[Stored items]
——
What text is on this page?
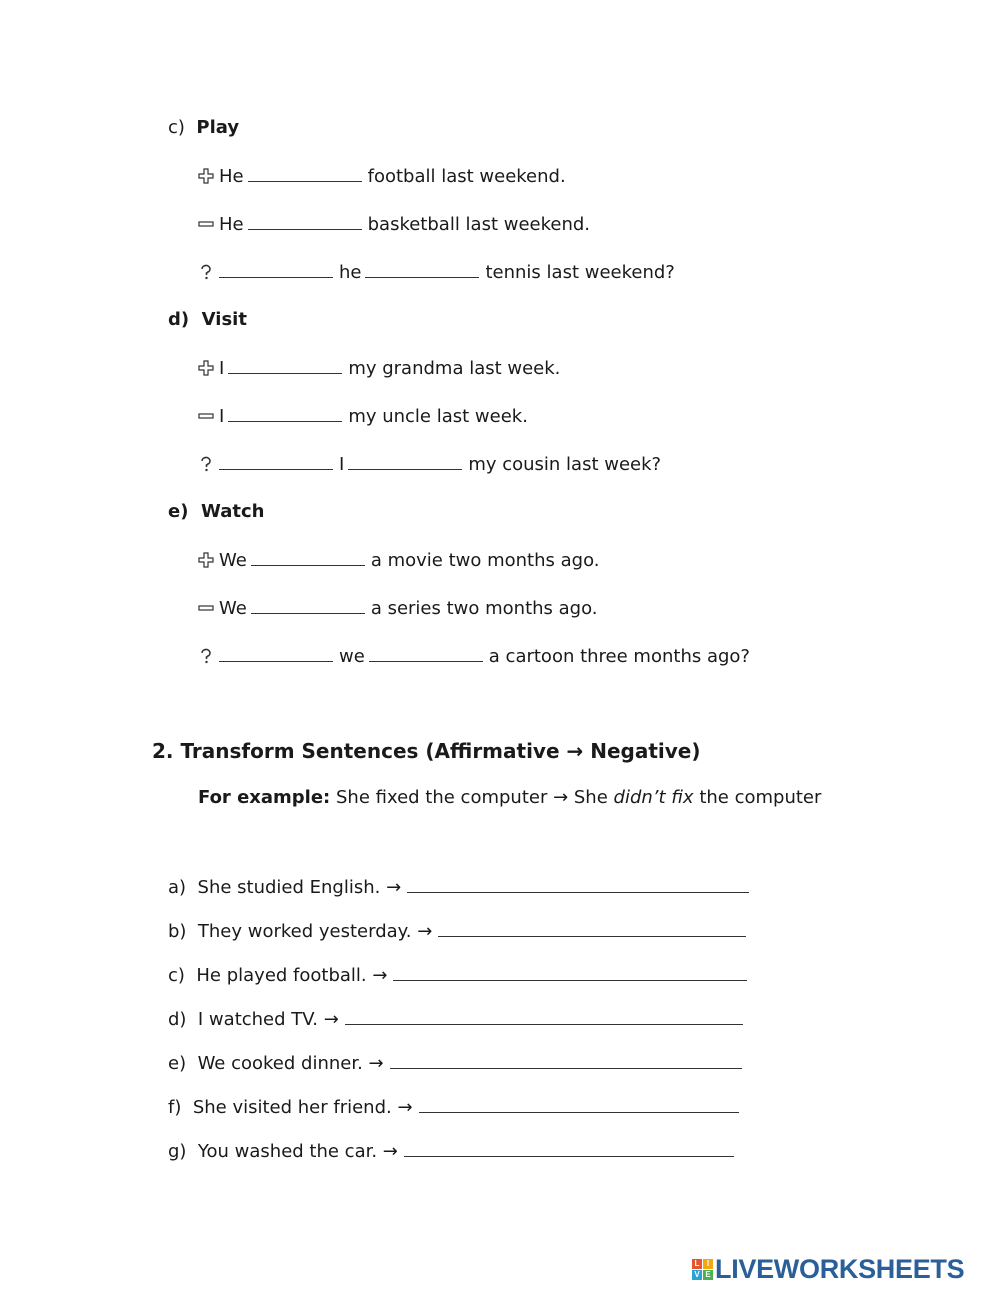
c) Play
He	football last weekend.
He	basketball last weekend.
he	tennis last weekend?
d) Visit
I	my grandma last week.
I	my uncle last week.
I	my cousin last week?
e) Watch
We	a movie two months ago.
We	a series two months ago.
we	a cartoon three months ago?
2. Transform Sentences (Affirmative → Negative)
For example: She fixed the computer → She didn’t fix the computer
a) She studied English. →
b) They worked yesterday. →
c) He played football. →
d) I watched TV. →
e) We cooked dinner. →
f) She visited her friend. →
g) You washed the car. →
L I
V E LIVEWORKSHEETS
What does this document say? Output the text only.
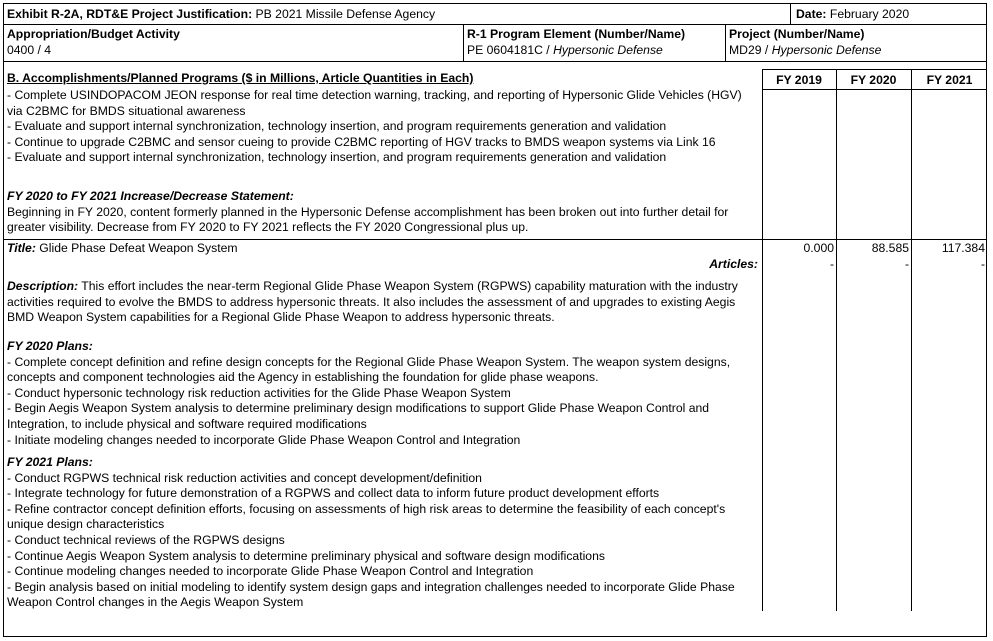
Exhibit R-2A, RDT&E Project Justification: PB 2021 Missile Defense Agency	Date: February 2020
Appropriation/Budget Activity
0400 / 4
R-1 Program Element (Number/Name)
PE 0604181C / Hypersonic Defense
Project (Number/Name)
MD29 / Hypersonic Defense
B. Accomplishments/Planned Programs ($ in Millions, Article Quantities in Each)	FY 2019	FY 2020	FY 2021
- Complete USINDOPACOM JEON response for real time detection warning, tracking, and reporting of Hypersonic Glide Vehicles (HGV) via C2BMC for BMDS situational awareness
- Evaluate and support internal synchronization, technology insertion, and program requirements generation and validation
- Continue to upgrade C2BMC and sensor cueing to provide C2BMC reporting of HGV tracks to BMDS weapon systems via Link 16
- Evaluate and support internal synchronization, technology insertion, and program requirements generation and validation
FY 2020 to FY 2021 Increase/Decrease Statement:
Beginning in FY 2020, content formerly planned in the Hypersonic Defense accomplishment has been broken out into further detail for greater visibility. Decrease from FY 2020 to FY 2021 reflects the FY 2020 Congressional plus up.
Title: Glide Phase Defeat Weapon System	0.000	88.585	117.384
Articles:	-	-	-
Description: This effort includes the near-term Regional Glide Phase Weapon System (RGPWS) capability maturation with the industry activities required to evolve the BMDS to address hypersonic threats. It also includes the assessment of and upgrades to existing Aegis BMD Weapon System capabilities for a Regional Glide Phase Weapon to address hypersonic threats.
FY 2020 Plans:
- Complete concept definition and refine design concepts for the Regional Glide Phase Weapon System. The weapon system designs, concepts and component technologies aid the Agency in establishing the foundation for glide phase weapons.
- Conduct hypersonic technology risk reduction activities for the Glide Phase Weapon System
- Begin Aegis Weapon System analysis to determine preliminary design modifications to support Glide Phase Weapon Control and Integration, to include physical and software required modifications
- Initiate modeling changes needed to incorporate Glide Phase Weapon Control and Integration
FY 2021 Plans:
- Conduct RGPWS technical risk reduction activities and concept development/definition
- Integrate technology for future demonstration of a RGPWS and collect data to inform future product development efforts
- Refine contractor concept definition efforts, focusing on assessments of high risk areas to determine the feasibility of each concept's unique design characteristics
- Conduct technical reviews of the RGPWS designs
- Continue Aegis Weapon System analysis to determine preliminary physical and software design modifications
- Continue modeling changes needed to incorporate Glide Phase Weapon Control and Integration
- Begin analysis based on initial modeling to identify system design gaps and integration challenges needed to incorporate Glide Phase Weapon Control changes in the Aegis Weapon System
——
What you will do. Give only the number of lines in the data that hold the string "Aegis".

Worked answer. 4